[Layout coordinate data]
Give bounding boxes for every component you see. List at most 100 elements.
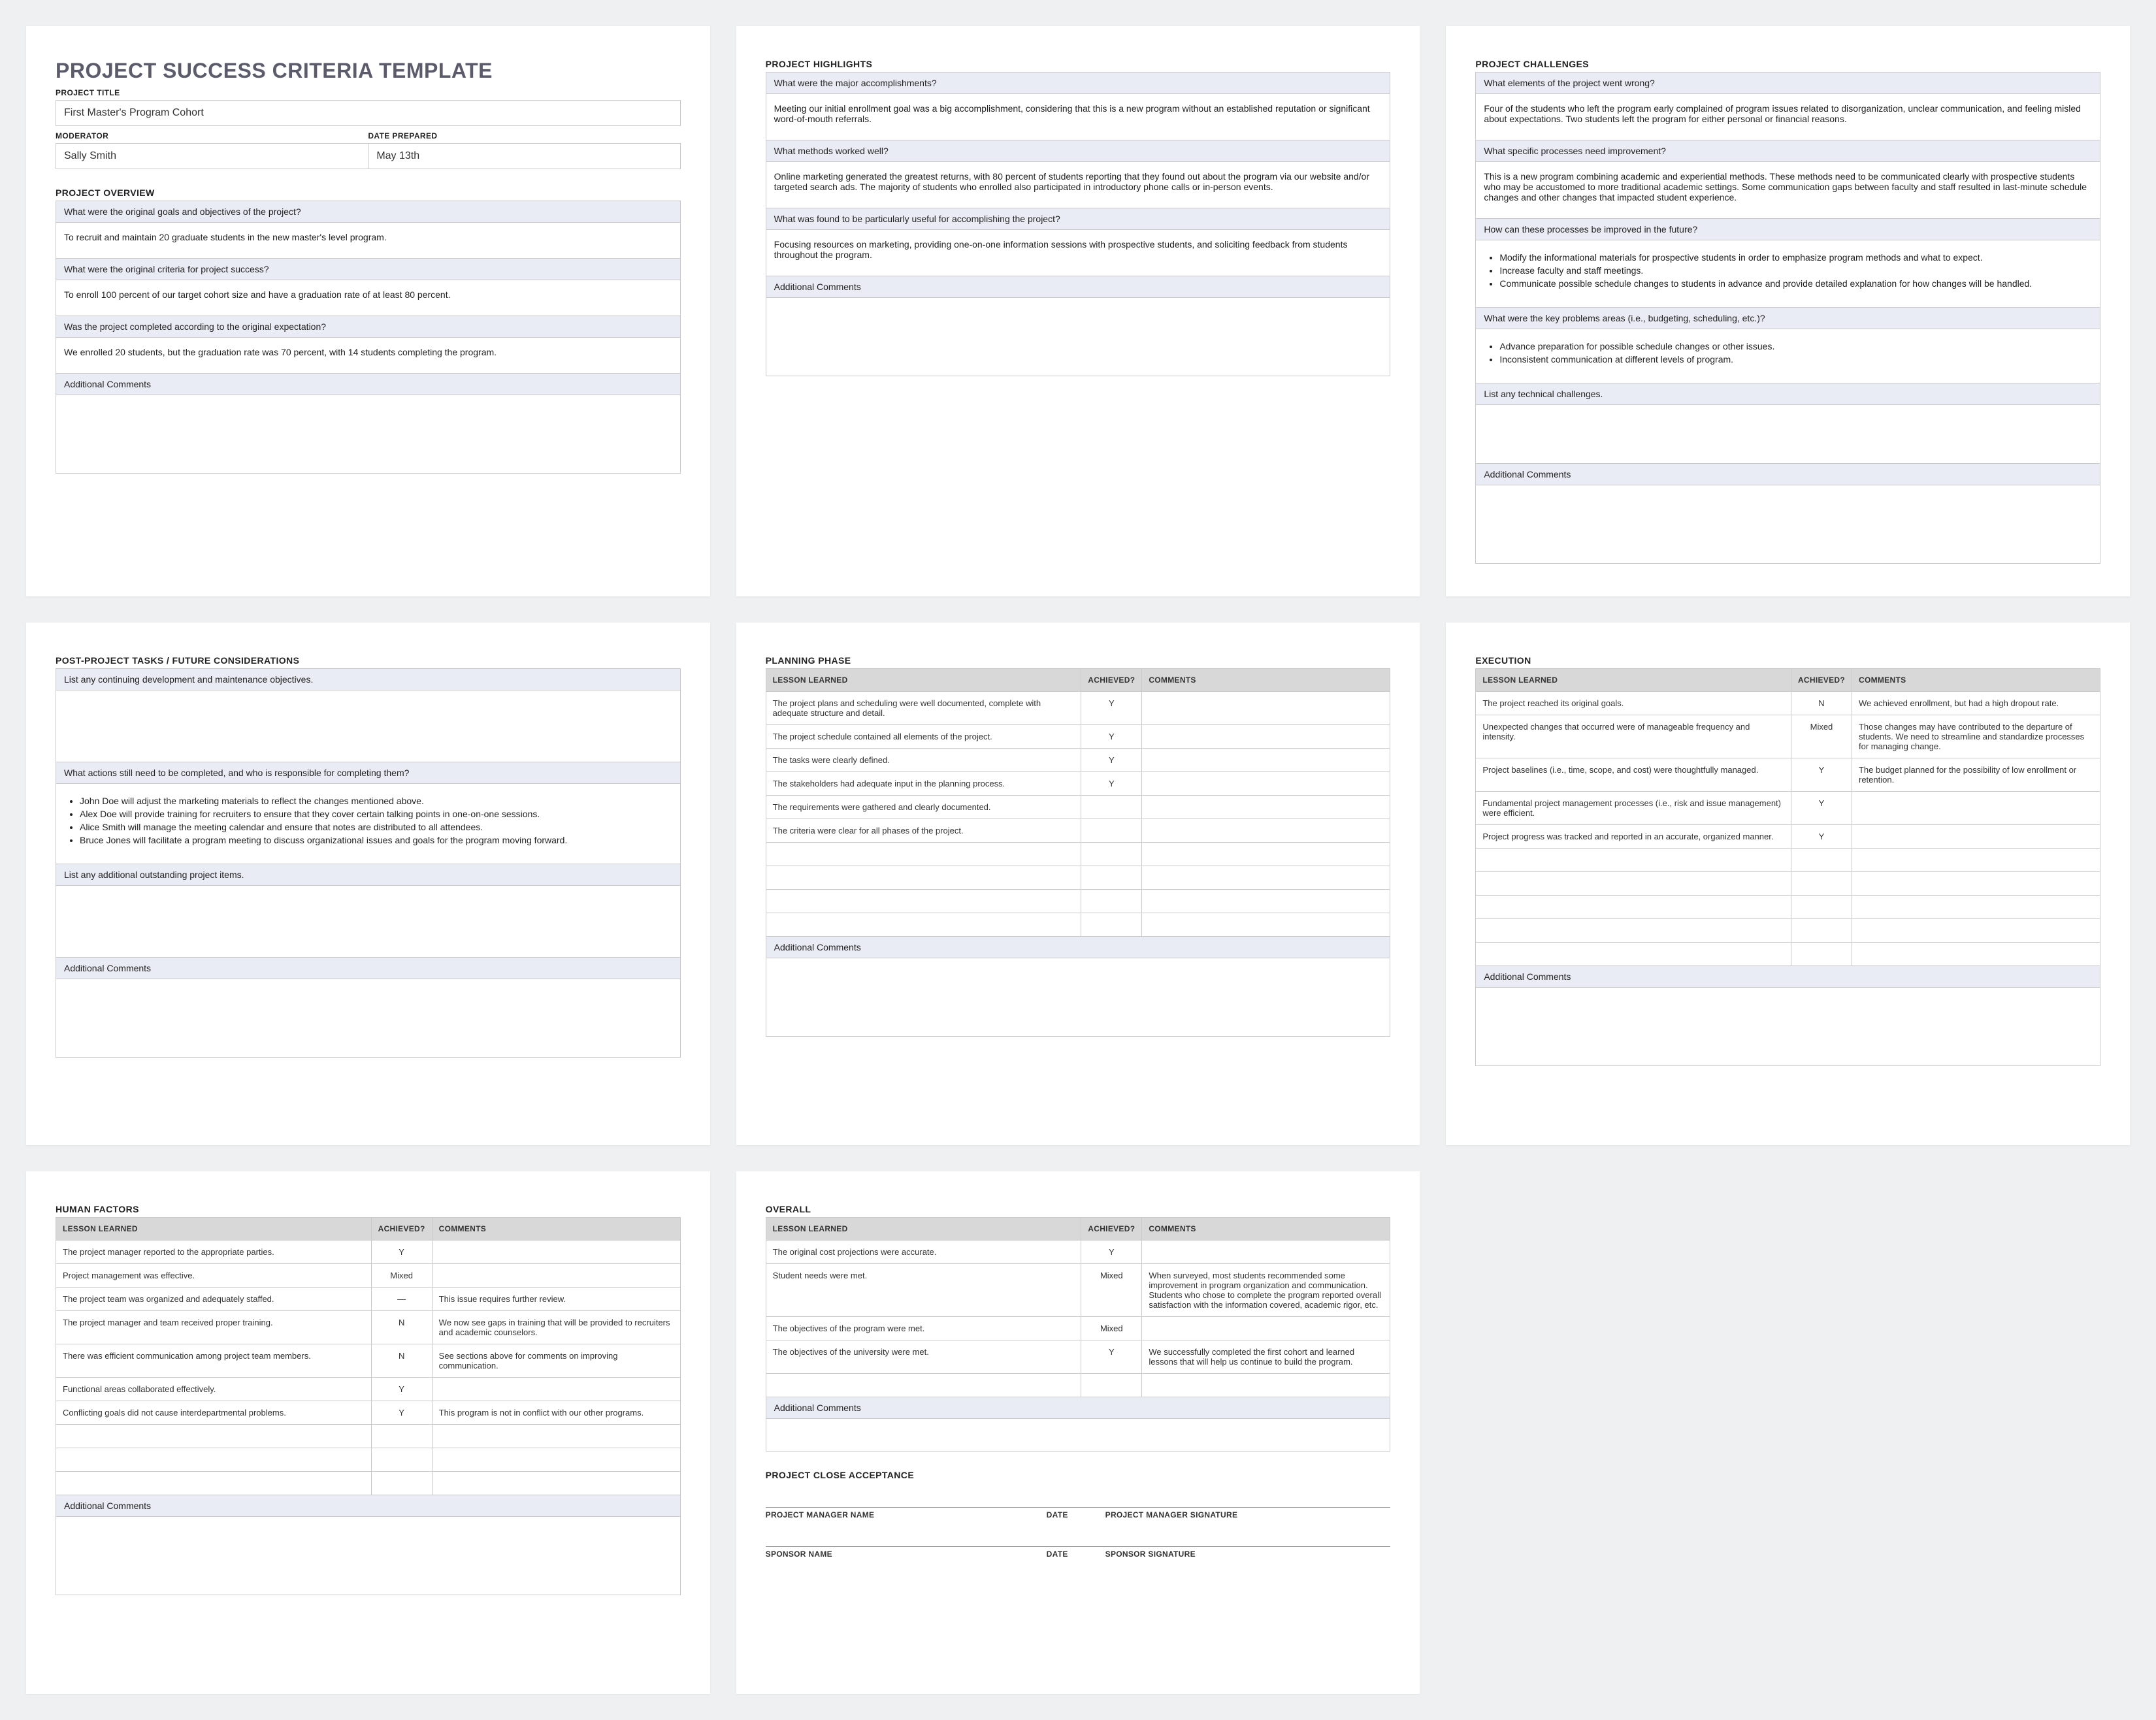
highlights-addl-box[interactable] — [766, 298, 1391, 376]
cell-comments[interactable] — [432, 1264, 680, 1288]
cell-comments[interactable]: See sections above for comments on impro… — [432, 1344, 680, 1378]
cell-comments[interactable] — [432, 1241, 680, 1264]
cell-lesson[interactable]: Fundamental project management processes… — [1476, 792, 1791, 825]
cell-achieved[interactable]: Y — [371, 1378, 432, 1401]
cell-comments[interactable] — [1142, 913, 1390, 937]
postproject-addl-box[interactable] — [56, 979, 681, 1058]
cell-comments[interactable]: Those changes may have contributed to th… — [1852, 715, 2100, 758]
cell-comments[interactable]: We successfully completed the first coho… — [1142, 1340, 1390, 1374]
cell-lesson[interactable]: Student needs were met. — [766, 1264, 1081, 1317]
cell-comments[interactable] — [1142, 1317, 1390, 1340]
cell-achieved[interactable] — [1081, 866, 1142, 890]
planning-addl-box[interactable] — [766, 958, 1391, 1037]
cell-comments[interactable] — [1142, 1241, 1390, 1264]
postproject-a3[interactable] — [56, 886, 681, 958]
cell-lesson[interactable]: The stakeholders had adequate input in t… — [766, 772, 1081, 796]
cell-lesson[interactable] — [56, 1472, 372, 1495]
cell-achieved[interactable]: Y — [1791, 758, 1852, 792]
cell-comments[interactable] — [1142, 725, 1390, 749]
cell-comments[interactable]: We now see gaps in training that will be… — [432, 1311, 680, 1344]
cell-comments[interactable] — [432, 1425, 680, 1448]
cell-lesson[interactable] — [766, 866, 1081, 890]
cell-achieved[interactable]: Mixed — [371, 1264, 432, 1288]
cell-lesson[interactable] — [766, 1374, 1081, 1397]
cell-comments[interactable]: When surveyed, most students recommended… — [1142, 1264, 1390, 1317]
highlights-a3[interactable]: Focusing resources on marketing, providi… — [766, 230, 1391, 276]
cell-achieved[interactable]: Y — [371, 1401, 432, 1425]
cell-lesson[interactable]: Project progress was tracked and reporte… — [1476, 825, 1791, 849]
cell-achieved[interactable]: Y — [371, 1241, 432, 1264]
postproject-a2[interactable]: John Doe will adjust the marketing mater… — [56, 784, 681, 864]
cell-achieved[interactable] — [1081, 913, 1142, 937]
cell-comments[interactable] — [1142, 843, 1390, 866]
input-project-title[interactable]: First Master's Program Cohort — [56, 100, 681, 126]
cell-lesson[interactable]: The criteria were clear for all phases o… — [766, 819, 1081, 843]
cell-achieved[interactable]: Y — [1081, 772, 1142, 796]
overview-a2[interactable]: To enroll 100 percent of our target coho… — [56, 280, 681, 316]
cell-achieved[interactable] — [371, 1425, 432, 1448]
cell-lesson[interactable] — [56, 1448, 372, 1472]
cell-comments[interactable] — [1852, 896, 2100, 919]
cell-lesson[interactable]: The objectives of the program were met. — [766, 1317, 1081, 1340]
cell-achieved[interactable]: N — [371, 1311, 432, 1344]
cell-achieved[interactable] — [1081, 890, 1142, 913]
cell-achieved[interactable] — [1791, 849, 1852, 872]
cell-achieved[interactable]: Mixed — [1081, 1264, 1142, 1317]
cell-lesson[interactable]: The project team was organized and adequ… — [56, 1288, 372, 1311]
cell-achieved[interactable]: N — [371, 1344, 432, 1378]
cell-lesson[interactable] — [1476, 849, 1791, 872]
cell-comments[interactable] — [1142, 692, 1390, 725]
cell-lesson[interactable]: The project schedule contained all eleme… — [766, 725, 1081, 749]
cell-comments[interactable]: The budget planned for the possibility o… — [1852, 758, 2100, 792]
cell-lesson[interactable]: The project reached its original goals. — [1476, 692, 1791, 715]
cell-lesson[interactable] — [766, 890, 1081, 913]
challenges-a2[interactable]: This is a new program combining academic… — [1475, 162, 2100, 219]
cell-lesson[interactable] — [56, 1425, 372, 1448]
input-date-prepared[interactable]: May 13th — [368, 143, 680, 169]
cell-lesson[interactable]: Project baselines (i.e., time, scope, an… — [1476, 758, 1791, 792]
cell-achieved[interactable]: Y — [1081, 749, 1142, 772]
cell-achieved[interactable]: Mixed — [1081, 1317, 1142, 1340]
cell-lesson[interactable] — [1476, 943, 1791, 966]
challenges-a4[interactable]: Advance preparation for possible schedul… — [1475, 329, 2100, 383]
cell-comments[interactable] — [1852, 872, 2100, 896]
cell-comments[interactable] — [432, 1472, 680, 1495]
cell-achieved[interactable] — [1081, 819, 1142, 843]
cell-comments[interactable] — [432, 1378, 680, 1401]
cell-achieved[interactable] — [1081, 1374, 1142, 1397]
cell-achieved[interactable]: Mixed — [1791, 715, 1852, 758]
highlights-a1[interactable]: Meeting our initial enrollment goal was … — [766, 94, 1391, 140]
cell-lesson[interactable] — [1476, 896, 1791, 919]
cell-lesson[interactable]: There was efficient communication among … — [56, 1344, 372, 1378]
overview-a1[interactable]: To recruit and maintain 20 graduate stud… — [56, 223, 681, 259]
cell-lesson[interactable]: The project manager and team received pr… — [56, 1311, 372, 1344]
challenges-a5[interactable] — [1475, 405, 2100, 464]
cell-achieved[interactable]: Y — [1081, 1340, 1142, 1374]
cell-lesson[interactable] — [766, 913, 1081, 937]
sponsor-name-line[interactable] — [766, 1529, 1047, 1547]
sponsor-sig-line[interactable] — [1105, 1529, 1391, 1547]
challenges-addl-box[interactable] — [1475, 485, 2100, 564]
human-addl-box[interactable] — [56, 1517, 681, 1595]
cell-achieved[interactable] — [1791, 919, 1852, 943]
pm-sig-line[interactable] — [1105, 1489, 1391, 1508]
pm-name-line[interactable] — [766, 1489, 1047, 1508]
cell-achieved[interactable] — [1791, 943, 1852, 966]
input-moderator[interactable]: Sally Smith — [56, 143, 368, 169]
cell-lesson[interactable]: The original cost projections were accur… — [766, 1241, 1081, 1264]
cell-comments[interactable] — [1852, 849, 2100, 872]
cell-comments[interactable]: This program is not in conflict with our… — [432, 1401, 680, 1425]
highlights-a2[interactable]: Online marketing generated the greatest … — [766, 162, 1391, 208]
cell-lesson[interactable]: Unexpected changes that occurred were of… — [1476, 715, 1791, 758]
cell-comments[interactable] — [1142, 772, 1390, 796]
cell-achieved[interactable]: Y — [1791, 792, 1852, 825]
cell-comments[interactable] — [1852, 825, 2100, 849]
cell-comments[interactable] — [1142, 1374, 1390, 1397]
cell-achieved[interactable]: Y — [1081, 725, 1142, 749]
cell-lesson[interactable] — [766, 843, 1081, 866]
postproject-a1[interactable] — [56, 690, 681, 762]
cell-comments[interactable] — [1142, 796, 1390, 819]
cell-lesson[interactable]: The tasks were clearly defined. — [766, 749, 1081, 772]
pm-date-line[interactable] — [1047, 1489, 1105, 1508]
cell-achieved[interactable]: Y — [1081, 692, 1142, 725]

■ Stated exercise
Reproduce every line of the records above verbatim, but omit the picture.

■ Written response
Give bounding boxes for every component you see. List at most 100 elements.
highlights-addl-box[interactable] — [766, 298, 1391, 376]
cell-comments[interactable] — [432, 1264, 680, 1288]
cell-comments[interactable]: See sections above for comments on impro… — [432, 1344, 680, 1378]
cell-comments[interactable] — [432, 1241, 680, 1264]
cell-lesson[interactable]: Fundamental project management processes… — [1476, 792, 1791, 825]
cell-achieved[interactable]: Y — [371, 1378, 432, 1401]
cell-comments[interactable] — [1142, 913, 1390, 937]
postproject-addl-box[interactable] — [56, 979, 681, 1058]
cell-comments[interactable]: Those changes may have contributed to th… — [1852, 715, 2100, 758]
cell-comments[interactable]: We successfully completed the first coho… — [1142, 1340, 1390, 1374]
cell-lesson[interactable]: Student needs were met. — [766, 1264, 1081, 1317]
cell-comments[interactable] — [1142, 1317, 1390, 1340]
cell-achieved[interactable] — [1081, 866, 1142, 890]
planning-addl-box[interactable] — [766, 958, 1391, 1037]
cell-comments[interactable] — [1142, 1241, 1390, 1264]
postproject-a3[interactable] — [56, 886, 681, 958]
cell-lesson[interactable]: The stakeholders had adequate input in t… — [766, 772, 1081, 796]
cell-lesson[interactable] — [56, 1472, 372, 1495]
cell-achieved[interactable]: Y — [1791, 758, 1852, 792]
cell-comments[interactable] — [1142, 725, 1390, 749]
cell-comments[interactable]: We now see gaps in training that will be… — [432, 1311, 680, 1344]
cell-comments[interactable] — [432, 1425, 680, 1448]
cell-lesson[interactable] — [766, 866, 1081, 890]
cell-achieved[interactable]: Mixed — [371, 1264, 432, 1288]
cell-lesson[interactable] — [766, 1374, 1081, 1397]
cell-comments[interactable]: When surveyed, most students recommended… — [1142, 1264, 1390, 1317]
highlights-a3[interactable]: Focusing resources on marketing, providi… — [766, 230, 1391, 276]
cell-achieved[interactable]: Y — [371, 1401, 432, 1425]
cell-lesson[interactable]: Project progress was tracked and reporte… — [1476, 825, 1791, 849]
cell-achieved[interactable]: Y — [371, 1241, 432, 1264]
postproject-a2[interactable]: John Doe will adjust the marketing mater… — [56, 784, 681, 864]
cell-achieved[interactable] — [1081, 913, 1142, 937]
cell-comments[interactable] — [1142, 843, 1390, 866]
input-project-title[interactable]: First Master's Program Cohort — [56, 100, 681, 126]
cell-lesson[interactable]: The criteria were clear for all phases o… — [766, 819, 1081, 843]
cell-achieved[interactable]: Y — [1081, 772, 1142, 796]
overview-a2[interactable]: To enroll 100 percent of our target coho… — [56, 280, 681, 316]
cell-achieved[interactable] — [371, 1425, 432, 1448]
cell-lesson[interactable] — [56, 1448, 372, 1472]
cell-comments[interactable] — [1852, 896, 2100, 919]
cell-lesson[interactable]: The objectives of the program were met. — [766, 1317, 1081, 1340]
cell-achieved[interactable]: N — [371, 1311, 432, 1344]
cell-achieved[interactable] — [1081, 890, 1142, 913]
cell-achieved[interactable] — [1791, 849, 1852, 872]
cell-achieved[interactable]: Mixed — [1081, 1264, 1142, 1317]
cell-lesson[interactable]: The project team was organized and adequ… — [56, 1288, 372, 1311]
cell-achieved[interactable]: N — [371, 1344, 432, 1378]
cell-lesson[interactable] — [1476, 849, 1791, 872]
cell-comments[interactable] — [1142, 692, 1390, 725]
cell-lesson[interactable]: The project schedule contained all eleme… — [766, 725, 1081, 749]
cell-comments[interactable]: The budget planned for the possibility o… — [1852, 758, 2100, 792]
cell-lesson[interactable]: The project reached its original goals. — [1476, 692, 1791, 715]
cell-lesson[interactable] — [766, 890, 1081, 913]
challenges-a2[interactable]: This is a new program combining academic… — [1475, 162, 2100, 219]
cell-lesson[interactable] — [56, 1425, 372, 1448]
input-date-prepared[interactable]: May 13th — [368, 143, 680, 169]
cell-lesson[interactable]: Project baselines (i.e., time, scope, an… — [1476, 758, 1791, 792]
cell-achieved[interactable]: Y — [1081, 749, 1142, 772]
cell-achieved[interactable]: Mixed — [1081, 1317, 1142, 1340]
cell-lesson[interactable] — [1476, 943, 1791, 966]
challenges-a4[interactable]: Advance preparation for possible schedul… — [1475, 329, 2100, 383]
cell-comments[interactable] — [1852, 872, 2100, 896]
cell-comments[interactable] — [432, 1472, 680, 1495]
cell-achieved[interactable] — [1081, 819, 1142, 843]
cell-comments[interactable] — [432, 1378, 680, 1401]
cell-achieved[interactable] — [1081, 1374, 1142, 1397]
cell-achieved[interactable]: Mixed — [1791, 715, 1852, 758]
highlights-a1[interactable]: Meeting our initial enrollment goal was … — [766, 94, 1391, 140]
cell-lesson[interactable] — [1476, 896, 1791, 919]
cell-lesson[interactable]: There was efficient communication among … — [56, 1344, 372, 1378]
overview-a1[interactable]: To recruit and maintain 20 graduate stud… — [56, 223, 681, 259]
cell-lesson[interactable]: The project manager and team received pr… — [56, 1311, 372, 1344]
challenges-a5[interactable] — [1475, 405, 2100, 464]
cell-achieved[interactable]: Y — [1081, 1340, 1142, 1374]
cell-lesson[interactable] — [766, 913, 1081, 937]
sponsor-name-line[interactable] — [766, 1529, 1047, 1547]
sponsor-sig-line[interactable] — [1105, 1529, 1391, 1547]
challenges-addl-box[interactable] — [1475, 485, 2100, 564]
human-addl-box[interactable] — [56, 1517, 681, 1595]
cell-achieved[interactable] — [1791, 919, 1852, 943]
pm-sig-line[interactable] — [1105, 1489, 1391, 1508]
pm-name-line[interactable] — [766, 1489, 1047, 1508]
cell-achieved[interactable] — [1791, 943, 1852, 966]
input-moderator[interactable]: Sally Smith — [56, 143, 368, 169]
cell-lesson[interactable]: The original cost projections were accur… — [766, 1241, 1081, 1264]
cell-comments[interactable] — [1852, 849, 2100, 872]
cell-comments[interactable]: This program is not in conflict with our… — [432, 1401, 680, 1425]
highlights-a2[interactable]: Online marketing generated the greatest … — [766, 162, 1391, 208]
cell-lesson[interactable]: Unexpected changes that occurred were of… — [1476, 715, 1791, 758]
cell-comments[interactable] — [1142, 772, 1390, 796]
cell-achieved[interactable]: Y — [1791, 792, 1852, 825]
cell-comments[interactable] — [1852, 825, 2100, 849]
cell-comments[interactable] — [1142, 1374, 1390, 1397]
cell-achieved[interactable]: Y — [1081, 725, 1142, 749]
cell-lesson[interactable] — [766, 843, 1081, 866]
postproject-a1[interactable] — [56, 690, 681, 762]
cell-comments[interactable] — [1142, 796, 1390, 819]
cell-lesson[interactable]: The tasks were clearly defined. — [766, 749, 1081, 772]
pm-date-line[interactable] — [1047, 1489, 1105, 1508]
cell-achieved[interactable]: Y — [1081, 692, 1142, 725]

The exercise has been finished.